State how many lines of the records contain the string "attempts", and give no other information.

• _DATA PROVIDED_:
__________

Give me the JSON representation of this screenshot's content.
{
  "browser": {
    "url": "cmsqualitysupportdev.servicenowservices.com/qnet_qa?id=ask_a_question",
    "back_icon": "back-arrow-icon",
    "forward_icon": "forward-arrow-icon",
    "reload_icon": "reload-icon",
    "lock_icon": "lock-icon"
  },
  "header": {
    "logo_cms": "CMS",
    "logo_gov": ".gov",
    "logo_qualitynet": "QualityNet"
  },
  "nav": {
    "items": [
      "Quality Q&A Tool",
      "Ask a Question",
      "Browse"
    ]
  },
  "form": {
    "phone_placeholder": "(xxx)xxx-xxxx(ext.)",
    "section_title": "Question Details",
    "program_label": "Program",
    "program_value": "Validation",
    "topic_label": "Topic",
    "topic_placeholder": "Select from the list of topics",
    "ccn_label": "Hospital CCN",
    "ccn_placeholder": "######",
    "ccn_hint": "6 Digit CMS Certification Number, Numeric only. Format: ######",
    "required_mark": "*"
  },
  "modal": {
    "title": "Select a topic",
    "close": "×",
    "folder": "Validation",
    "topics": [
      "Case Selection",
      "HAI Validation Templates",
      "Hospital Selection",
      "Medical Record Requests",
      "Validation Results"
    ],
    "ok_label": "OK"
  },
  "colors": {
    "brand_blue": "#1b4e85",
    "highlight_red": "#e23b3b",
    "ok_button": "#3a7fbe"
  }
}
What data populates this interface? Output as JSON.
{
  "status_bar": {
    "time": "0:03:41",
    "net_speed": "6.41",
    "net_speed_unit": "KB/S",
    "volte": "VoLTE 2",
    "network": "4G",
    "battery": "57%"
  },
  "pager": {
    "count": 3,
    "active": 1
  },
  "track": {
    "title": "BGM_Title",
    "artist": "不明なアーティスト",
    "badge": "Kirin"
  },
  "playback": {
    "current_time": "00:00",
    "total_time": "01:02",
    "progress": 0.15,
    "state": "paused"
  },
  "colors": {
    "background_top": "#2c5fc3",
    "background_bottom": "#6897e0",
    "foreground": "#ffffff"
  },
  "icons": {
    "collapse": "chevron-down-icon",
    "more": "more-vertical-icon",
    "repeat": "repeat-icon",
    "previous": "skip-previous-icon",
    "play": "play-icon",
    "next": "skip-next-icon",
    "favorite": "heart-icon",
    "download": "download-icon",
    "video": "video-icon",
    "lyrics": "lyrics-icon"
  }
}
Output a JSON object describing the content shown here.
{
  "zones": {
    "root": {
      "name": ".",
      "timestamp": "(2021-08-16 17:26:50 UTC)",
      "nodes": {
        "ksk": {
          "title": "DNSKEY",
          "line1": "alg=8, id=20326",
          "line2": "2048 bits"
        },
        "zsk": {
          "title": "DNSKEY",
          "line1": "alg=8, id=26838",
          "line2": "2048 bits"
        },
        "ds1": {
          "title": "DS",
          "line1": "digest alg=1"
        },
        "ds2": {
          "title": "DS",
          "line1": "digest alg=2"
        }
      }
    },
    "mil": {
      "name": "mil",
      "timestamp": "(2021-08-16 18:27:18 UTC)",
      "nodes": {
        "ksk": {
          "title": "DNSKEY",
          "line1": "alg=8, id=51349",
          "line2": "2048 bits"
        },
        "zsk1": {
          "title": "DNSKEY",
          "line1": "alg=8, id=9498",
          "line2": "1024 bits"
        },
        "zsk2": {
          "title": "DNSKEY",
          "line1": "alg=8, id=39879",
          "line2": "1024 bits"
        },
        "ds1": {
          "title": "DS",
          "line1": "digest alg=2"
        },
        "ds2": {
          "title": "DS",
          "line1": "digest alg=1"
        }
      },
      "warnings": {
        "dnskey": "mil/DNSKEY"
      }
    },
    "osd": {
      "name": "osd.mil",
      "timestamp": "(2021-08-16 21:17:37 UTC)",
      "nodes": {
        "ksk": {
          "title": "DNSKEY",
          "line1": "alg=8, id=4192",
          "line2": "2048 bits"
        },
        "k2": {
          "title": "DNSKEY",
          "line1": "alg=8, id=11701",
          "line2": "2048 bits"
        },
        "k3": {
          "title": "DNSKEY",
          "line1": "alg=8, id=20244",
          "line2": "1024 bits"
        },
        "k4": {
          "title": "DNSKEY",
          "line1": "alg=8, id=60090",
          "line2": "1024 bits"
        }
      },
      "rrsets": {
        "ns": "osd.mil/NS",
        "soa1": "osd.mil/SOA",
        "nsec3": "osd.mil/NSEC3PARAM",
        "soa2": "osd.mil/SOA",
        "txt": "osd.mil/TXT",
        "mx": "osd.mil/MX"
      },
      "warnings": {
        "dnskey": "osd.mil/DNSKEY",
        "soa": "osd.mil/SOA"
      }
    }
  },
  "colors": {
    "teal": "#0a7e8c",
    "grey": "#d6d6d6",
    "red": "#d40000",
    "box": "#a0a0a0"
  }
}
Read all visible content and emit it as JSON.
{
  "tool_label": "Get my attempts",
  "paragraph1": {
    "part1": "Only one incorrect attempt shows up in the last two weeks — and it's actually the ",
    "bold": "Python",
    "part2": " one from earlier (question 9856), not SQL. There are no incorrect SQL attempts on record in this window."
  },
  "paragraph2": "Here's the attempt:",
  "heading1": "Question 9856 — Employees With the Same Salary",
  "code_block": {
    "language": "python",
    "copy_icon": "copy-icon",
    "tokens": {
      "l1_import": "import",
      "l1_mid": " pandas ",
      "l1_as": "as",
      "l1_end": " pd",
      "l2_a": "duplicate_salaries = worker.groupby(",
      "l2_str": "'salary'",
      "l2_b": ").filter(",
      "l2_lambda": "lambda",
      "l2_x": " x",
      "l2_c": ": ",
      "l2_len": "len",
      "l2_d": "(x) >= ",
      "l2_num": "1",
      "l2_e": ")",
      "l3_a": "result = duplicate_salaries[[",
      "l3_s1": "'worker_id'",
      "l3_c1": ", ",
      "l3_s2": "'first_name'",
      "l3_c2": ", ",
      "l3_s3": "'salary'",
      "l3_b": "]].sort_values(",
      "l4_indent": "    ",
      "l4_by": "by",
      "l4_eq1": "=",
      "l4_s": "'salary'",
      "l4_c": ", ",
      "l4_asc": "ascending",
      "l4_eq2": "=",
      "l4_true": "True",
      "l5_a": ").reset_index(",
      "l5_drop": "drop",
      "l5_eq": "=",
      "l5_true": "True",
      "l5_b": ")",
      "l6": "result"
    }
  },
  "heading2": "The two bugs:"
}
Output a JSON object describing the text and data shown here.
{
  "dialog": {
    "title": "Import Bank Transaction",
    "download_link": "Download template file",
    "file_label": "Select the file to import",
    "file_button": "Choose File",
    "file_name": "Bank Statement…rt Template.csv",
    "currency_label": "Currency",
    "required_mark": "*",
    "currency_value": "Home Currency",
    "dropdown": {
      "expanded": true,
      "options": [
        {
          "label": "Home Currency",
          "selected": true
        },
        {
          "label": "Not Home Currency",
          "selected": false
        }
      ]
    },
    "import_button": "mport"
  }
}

__________

• _RESPONSE FOR THIS EXERCISE_:
2